> Task
Go through the entries below and print each one exactly, leaving out pictures.

---

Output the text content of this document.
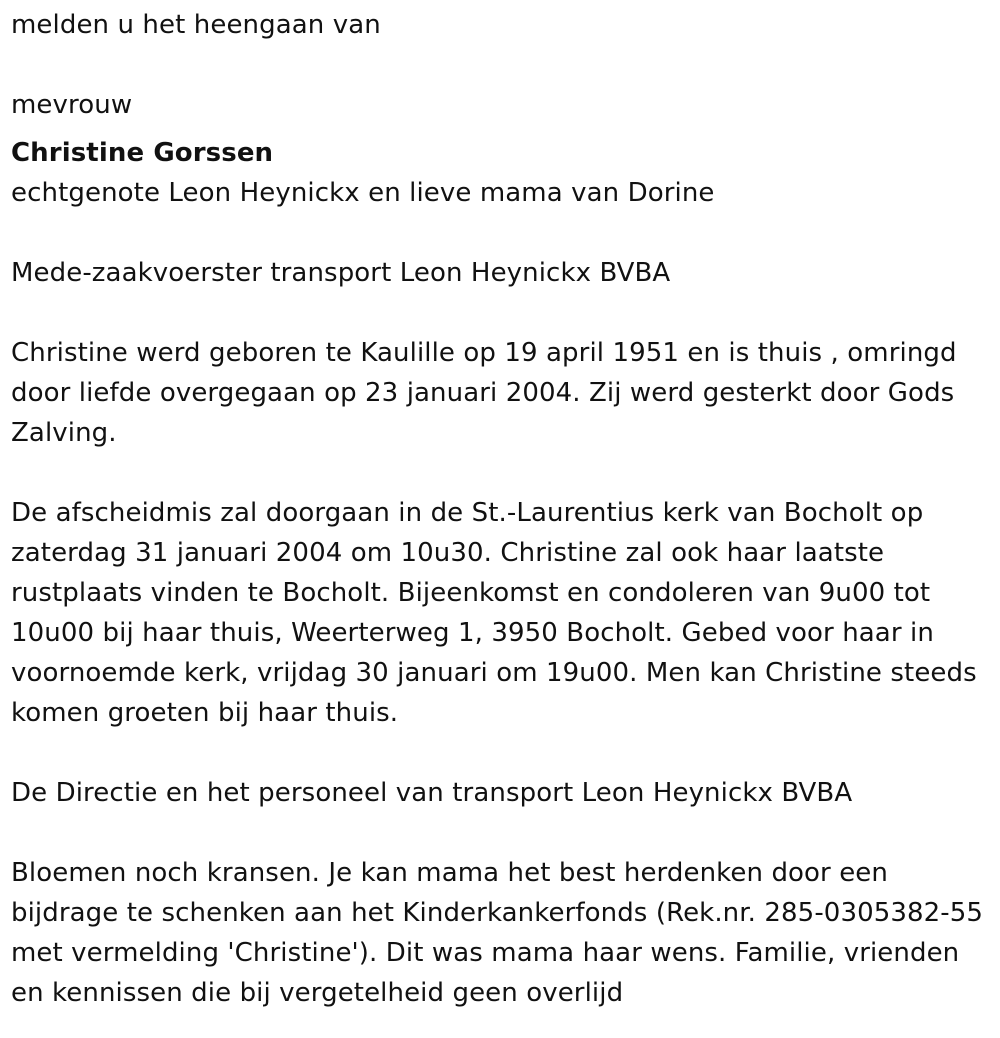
melden u het heengaan van

mevrouw

Christine Gorssen

echtgenote Leon Heynickx en lieve mama van Dorine

Mede-zaakvoerster transport Leon Heynickx BVBA

Christine werd geboren te Kaulille op 19 april 1951 en is thuis , omringd door liefde overgegaan op 23 januari 2004. Zij werd gesterkt door Gods Zalving.

De afscheidmis zal doorgaan in de St.-Laurentius kerk van Bocholt op zaterdag 31 januari 2004 om 10u30. Christine zal ook haar laatste rustplaats vinden te Bocholt. Bijeenkomst en condoleren van 9u00 tot 10u00 bij haar thuis, Weerterweg 1, 3950 Bocholt. Gebed voor haar in voornoemde kerk, vrijdag 30 januari om 19u00. Men kan Christine steeds komen groeten bij haar thuis.

De Directie en het personeel van transport Leon Heynickx BVBA

Bloemen noch kransen. Je kan mama het best herdenken door een bijdrage te schenken aan het Kinderkankerfonds (Rek.nr. 285-0305382-55 met vermelding 'Christine'). Dit was mama haar wens. Familie, vrienden en kennissen die bij vergetelheid geen overlijd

---

> Task answer
Output the text content of this document.
melden u het heengaan van

mevrouw

Christine Gorssen

echtgenote Leon Heynickx en lieve mama van Dorine

Mede-zaakvoerster transport Leon Heynickx BVBA

Christine werd geboren te Kaulille op 19 april 1951 en is thuis , omringd door liefde overgegaan op 23 januari 2004. Zij werd gesterkt door Gods Zalving.

De afscheidmis zal doorgaan in de St.-Laurentius kerk van Bocholt op zaterdag 31 januari 2004 om 10u30. Christine zal ook haar laatste rustplaats vinden te Bocholt. Bijeenkomst en condoleren van 9u00 tot 10u00 bij haar thuis, Weerterweg 1, 3950 Bocholt. Gebed voor haar in voornoemde kerk, vrijdag 30 januari om 19u00. Men kan Christine steeds komen groeten bij haar thuis.

De Directie en het personeel van transport Leon Heynickx BVBA

Bloemen noch kransen. Je kan mama het best herdenken door een bijdrage te schenken aan het Kinderkankerfonds (Rek.nr. 285-0305382-55 met vermelding 'Christine'). Dit was mama haar wens. Familie, vrienden en kennissen die bij vergetelheid geen overlijd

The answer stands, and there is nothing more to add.